* BEGIN Data section *

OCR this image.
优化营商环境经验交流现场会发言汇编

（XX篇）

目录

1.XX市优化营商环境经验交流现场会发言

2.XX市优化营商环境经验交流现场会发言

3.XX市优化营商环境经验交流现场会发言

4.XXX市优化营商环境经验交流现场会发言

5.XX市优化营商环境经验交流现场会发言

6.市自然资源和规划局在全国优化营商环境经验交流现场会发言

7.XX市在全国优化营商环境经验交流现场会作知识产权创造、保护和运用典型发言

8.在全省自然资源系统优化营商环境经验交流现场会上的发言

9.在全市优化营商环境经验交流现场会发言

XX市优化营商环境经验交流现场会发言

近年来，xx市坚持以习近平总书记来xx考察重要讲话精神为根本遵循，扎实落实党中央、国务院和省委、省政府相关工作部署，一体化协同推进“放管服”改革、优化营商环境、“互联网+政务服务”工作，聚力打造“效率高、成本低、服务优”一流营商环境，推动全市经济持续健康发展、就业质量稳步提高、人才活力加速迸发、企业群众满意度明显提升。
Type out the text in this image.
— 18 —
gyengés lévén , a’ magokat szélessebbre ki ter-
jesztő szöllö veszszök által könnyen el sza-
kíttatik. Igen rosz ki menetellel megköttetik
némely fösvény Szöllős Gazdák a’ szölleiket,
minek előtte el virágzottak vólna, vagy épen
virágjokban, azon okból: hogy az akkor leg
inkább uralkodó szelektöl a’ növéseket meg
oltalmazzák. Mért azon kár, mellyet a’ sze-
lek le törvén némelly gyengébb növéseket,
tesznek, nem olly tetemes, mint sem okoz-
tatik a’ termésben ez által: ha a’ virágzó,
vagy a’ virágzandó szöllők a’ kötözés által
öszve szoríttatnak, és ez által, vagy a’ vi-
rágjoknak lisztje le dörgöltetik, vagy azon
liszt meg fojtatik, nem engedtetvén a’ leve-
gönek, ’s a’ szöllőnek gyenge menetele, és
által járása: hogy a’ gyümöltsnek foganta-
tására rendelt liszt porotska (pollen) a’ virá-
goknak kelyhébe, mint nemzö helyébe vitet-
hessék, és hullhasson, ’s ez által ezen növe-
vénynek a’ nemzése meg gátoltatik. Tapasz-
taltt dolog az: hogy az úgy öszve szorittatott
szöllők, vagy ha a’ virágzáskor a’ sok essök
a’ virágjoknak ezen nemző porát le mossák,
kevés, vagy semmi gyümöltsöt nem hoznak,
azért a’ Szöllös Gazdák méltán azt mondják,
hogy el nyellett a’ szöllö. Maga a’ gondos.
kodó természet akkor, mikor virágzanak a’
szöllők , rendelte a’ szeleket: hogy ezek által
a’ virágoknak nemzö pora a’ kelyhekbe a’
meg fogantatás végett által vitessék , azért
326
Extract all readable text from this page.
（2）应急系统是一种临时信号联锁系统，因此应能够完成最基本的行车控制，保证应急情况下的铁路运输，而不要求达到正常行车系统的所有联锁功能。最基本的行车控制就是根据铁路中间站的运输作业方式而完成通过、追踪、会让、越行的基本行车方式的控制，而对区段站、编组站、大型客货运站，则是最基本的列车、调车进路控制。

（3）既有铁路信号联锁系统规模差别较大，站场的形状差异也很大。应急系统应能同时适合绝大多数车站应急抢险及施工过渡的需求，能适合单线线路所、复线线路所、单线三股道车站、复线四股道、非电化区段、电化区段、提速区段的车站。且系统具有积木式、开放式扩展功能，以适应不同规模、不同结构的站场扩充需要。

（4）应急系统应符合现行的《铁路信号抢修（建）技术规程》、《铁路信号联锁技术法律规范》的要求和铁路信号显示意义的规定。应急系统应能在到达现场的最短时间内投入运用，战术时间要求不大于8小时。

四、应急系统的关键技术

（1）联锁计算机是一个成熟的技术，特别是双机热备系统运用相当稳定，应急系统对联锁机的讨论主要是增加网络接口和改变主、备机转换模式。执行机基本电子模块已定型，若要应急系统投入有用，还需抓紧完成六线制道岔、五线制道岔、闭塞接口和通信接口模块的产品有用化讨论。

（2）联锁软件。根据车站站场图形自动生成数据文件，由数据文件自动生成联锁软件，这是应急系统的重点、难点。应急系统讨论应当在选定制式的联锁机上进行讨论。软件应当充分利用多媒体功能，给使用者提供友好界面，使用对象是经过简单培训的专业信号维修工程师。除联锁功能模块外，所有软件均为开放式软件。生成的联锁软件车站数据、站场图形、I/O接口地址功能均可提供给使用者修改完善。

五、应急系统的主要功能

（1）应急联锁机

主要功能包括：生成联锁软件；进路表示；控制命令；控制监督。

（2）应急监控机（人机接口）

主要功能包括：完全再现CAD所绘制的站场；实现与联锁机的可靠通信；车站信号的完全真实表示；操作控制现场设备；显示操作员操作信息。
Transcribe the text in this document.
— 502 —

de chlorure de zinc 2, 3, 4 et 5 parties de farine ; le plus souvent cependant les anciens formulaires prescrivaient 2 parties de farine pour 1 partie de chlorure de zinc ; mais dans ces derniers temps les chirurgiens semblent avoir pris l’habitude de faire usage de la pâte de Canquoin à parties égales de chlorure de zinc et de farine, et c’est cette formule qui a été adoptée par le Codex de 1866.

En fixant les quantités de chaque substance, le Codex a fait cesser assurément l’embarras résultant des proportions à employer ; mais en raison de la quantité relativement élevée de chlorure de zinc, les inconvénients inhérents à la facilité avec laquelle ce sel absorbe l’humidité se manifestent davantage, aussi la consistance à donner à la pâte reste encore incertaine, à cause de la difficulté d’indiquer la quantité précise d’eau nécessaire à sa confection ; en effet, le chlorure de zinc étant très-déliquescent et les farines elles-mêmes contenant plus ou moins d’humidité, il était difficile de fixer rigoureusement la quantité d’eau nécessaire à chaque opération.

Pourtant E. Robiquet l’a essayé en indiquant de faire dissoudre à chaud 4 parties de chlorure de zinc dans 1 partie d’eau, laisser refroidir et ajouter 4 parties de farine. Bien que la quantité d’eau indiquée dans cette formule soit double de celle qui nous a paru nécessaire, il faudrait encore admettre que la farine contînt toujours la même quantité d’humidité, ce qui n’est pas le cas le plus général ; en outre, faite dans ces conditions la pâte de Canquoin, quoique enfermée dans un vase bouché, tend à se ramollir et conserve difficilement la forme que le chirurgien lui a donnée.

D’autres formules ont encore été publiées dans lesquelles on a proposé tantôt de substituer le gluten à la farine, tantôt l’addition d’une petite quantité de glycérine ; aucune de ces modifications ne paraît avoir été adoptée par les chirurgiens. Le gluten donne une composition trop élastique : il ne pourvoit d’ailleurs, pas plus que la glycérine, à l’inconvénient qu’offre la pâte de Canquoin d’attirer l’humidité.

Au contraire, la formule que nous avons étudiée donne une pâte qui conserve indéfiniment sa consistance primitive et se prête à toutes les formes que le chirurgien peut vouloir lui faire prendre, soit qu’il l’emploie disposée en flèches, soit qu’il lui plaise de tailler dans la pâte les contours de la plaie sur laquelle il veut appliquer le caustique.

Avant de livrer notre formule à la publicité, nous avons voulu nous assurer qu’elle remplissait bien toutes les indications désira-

* END Data section *

_Directions for this task_: Give the entries once more, exactly as they appear.

_Solution to this problem_:
OCR this image.
优化营商环境经验交流现场会发言汇编

（XX篇）

目录

1.XX市优化营商环境经验交流现场会发言

2.XX市优化营商环境经验交流现场会发言

3.XX市优化营商环境经验交流现场会发言

4.XXX市优化营商环境经验交流现场会发言

5.XX市优化营商环境经验交流现场会发言

6.市自然资源和规划局在全国优化营商环境经验交流现场会发言

7.XX市在全国优化营商环境经验交流现场会作知识产权创造、保护和运用典型发言

8.在全省自然资源系统优化营商环境经验交流现场会上的发言

9.在全市优化营商环境经验交流现场会发言

XX市优化营商环境经验交流现场会发言

近年来，xx市坚持以习近平总书记来xx考察重要讲话精神为根本遵循，扎实落实党中央、国务院和省委、省政府相关工作部署，一体化协同推进“放管服”改革、优化营商环境、“互联网+政务服务”工作，聚力打造“效率高、成本低、服务优”一流营商环境，推动全市经济持续健康发展、就业质量稳步提高、人才活力加速迸发、企业群众满意度明显提升。
Type out the text in this image.
— 18 —
gyengés lévén , a’ magokat szélessebbre ki ter-
jesztő szöllö veszszök által könnyen el sza-
kíttatik. Igen rosz ki menetellel megköttetik
némely fösvény Szöllős Gazdák a’ szölleiket,
minek előtte el virágzottak vólna, vagy épen
virágjokban, azon okból: hogy az akkor leg
inkább uralkodó szelektöl a’ növéseket meg
oltalmazzák. Mért azon kár, mellyet a’ sze-
lek le törvén némelly gyengébb növéseket,
tesznek, nem olly tetemes, mint sem okoz-
tatik a’ termésben ez által: ha a’ virágzó,
vagy a’ virágzandó szöllők a’ kötözés által
öszve szoríttatnak, és ez által, vagy a’ vi-
rágjoknak lisztje le dörgöltetik, vagy azon
liszt meg fojtatik, nem engedtetvén a’ leve-
gönek, ’s a’ szöllőnek gyenge menetele, és
által járása: hogy a’ gyümöltsnek foganta-
tására rendelt liszt porotska (pollen) a’ virá-
goknak kelyhébe, mint nemzö helyébe vitet-
hessék, és hullhasson, ’s ez által ezen növe-
vénynek a’ nemzése meg gátoltatik. Tapasz-
taltt dolog az: hogy az úgy öszve szorittatott
szöllők, vagy ha a’ virágzáskor a’ sok essök
a’ virágjoknak ezen nemző porát le mossák,
kevés, vagy semmi gyümöltsöt nem hoznak,
azért a’ Szöllös Gazdák méltán azt mondják,
hogy el nyellett a’ szöllö. Maga a’ gondos.
kodó természet akkor, mikor virágzanak a’
szöllők , rendelte a’ szeleket: hogy ezek által
a’ virágoknak nemzö pora a’ kelyhekbe a’
meg fogantatás végett által vitessék , azért
326
Extract all readable text from this page.
（2）应急系统是一种临时信号联锁系统，因此应能够完成最基本的行车控制，保证应急情况下的铁路运输，而不要求达到正常行车系统的所有联锁功能。最基本的行车控制就是根据铁路中间站的运输作业方式而完成通过、追踪、会让、越行的基本行车方式的控制，而对区段站、编组站、大型客货运站，则是最基本的列车、调车进路控制。

（3）既有铁路信号联锁系统规模差别较大，站场的形状差异也很大。应急系统应能同时适合绝大多数车站应急抢险及施工过渡的需求，能适合单线线路所、复线线路所、单线三股道车站、复线四股道、非电化区段、电化区段、提速区段的车站。且系统具有积木式、开放式扩展功能，以适应不同规模、不同结构的站场扩充需要。

（4）应急系统应符合现行的《铁路信号抢修（建）技术规程》、《铁路信号联锁技术法律规范》的要求和铁路信号显示意义的规定。应急系统应能在到达现场的最短时间内投入运用，战术时间要求不大于8小时。

四、应急系统的关键技术

（1）联锁计算机是一个成熟的技术，特别是双机热备系统运用相当稳定，应急系统对联锁机的讨论主要是增加网络接口和改变主、备机转换模式。执行机基本电子模块已定型，若要应急系统投入有用，还需抓紧完成六线制道岔、五线制道岔、闭塞接口和通信接口模块的产品有用化讨论。

（2）联锁软件。根据车站站场图形自动生成数据文件，由数据文件自动生成联锁软件，这是应急系统的重点、难点。应急系统讨论应当在选定制式的联锁机上进行讨论。软件应当充分利用多媒体功能，给使用者提供友好界面，使用对象是经过简单培训的专业信号维修工程师。除联锁功能模块外，所有软件均为开放式软件。生成的联锁软件车站数据、站场图形、I/O接口地址功能均可提供给使用者修改完善。

五、应急系统的主要功能

（1）应急联锁机

主要功能包括：生成联锁软件；进路表示；控制命令；控制监督。

（2）应急监控机（人机接口）

主要功能包括：完全再现CAD所绘制的站场；实现与联锁机的可靠通信；车站信号的完全真实表示；操作控制现场设备；显示操作员操作信息。
Transcribe the text in this document.
— 502 —

de chlorure de zinc 2, 3, 4 et 5 parties de farine ; le plus souvent cependant les anciens formulaires prescrivaient 2 parties de farine pour 1 partie de chlorure de zinc ; mais dans ces derniers temps les chirurgiens semblent avoir pris l’habitude de faire usage de la pâte de Canquoin à parties égales de chlorure de zinc et de farine, et c’est cette formule qui a été adoptée par le Codex de 1866.

En fixant les quantités de chaque substance, le Codex a fait cesser assurément l’embarras résultant des proportions à employer ; mais en raison de la quantité relativement élevée de chlorure de zinc, les inconvénients inhérents à la facilité avec laquelle ce sel absorbe l’humidité se manifestent davantage, aussi la consistance à donner à la pâte reste encore incertaine, à cause de la difficulté d’indiquer la quantité précise d’eau nécessaire à sa confection ; en effet, le chlorure de zinc étant très-déliquescent et les farines elles-mêmes contenant plus ou moins d’humidité, il était difficile de fixer rigoureusement la quantité d’eau nécessaire à chaque opération.

Pourtant E. Robiquet l’a essayé en indiquant de faire dissoudre à chaud 4 parties de chlorure de zinc dans 1 partie d’eau, laisser refroidir et ajouter 4 parties de farine. Bien que la quantité d’eau indiquée dans cette formule soit double de celle qui nous a paru nécessaire, il faudrait encore admettre que la farine contînt toujours la même quantité d’humidité, ce qui n’est pas le cas le plus général ; en outre, faite dans ces conditions la pâte de Canquoin, quoique enfermée dans un vase bouché, tend à se ramollir et conserve difficilement la forme que le chirurgien lui a donnée.

D’autres formules ont encore été publiées dans lesquelles on a proposé tantôt de substituer le gluten à la farine, tantôt l’addition d’une petite quantité de glycérine ; aucune de ces modifications ne paraît avoir été adoptée par les chirurgiens. Le gluten donne une composition trop élastique : il ne pourvoit d’ailleurs, pas plus que la glycérine, à l’inconvénient qu’offre la pâte de Canquoin d’attirer l’humidité.

Au contraire, la formule que nous avons étudiée donne une pâte qui conserve indéfiniment sa consistance primitive et se prête à toutes les formes que le chirurgien peut vouloir lui faire prendre, soit qu’il l’emploie disposée en flèches, soit qu’il lui plaise de tailler dans la pâte les contours de la plaie sur laquelle il veut appliquer le caustique.

Avant de livrer notre formule à la publicité, nous avons voulu nous assurer qu’elle remplissait bien toutes les indications désira-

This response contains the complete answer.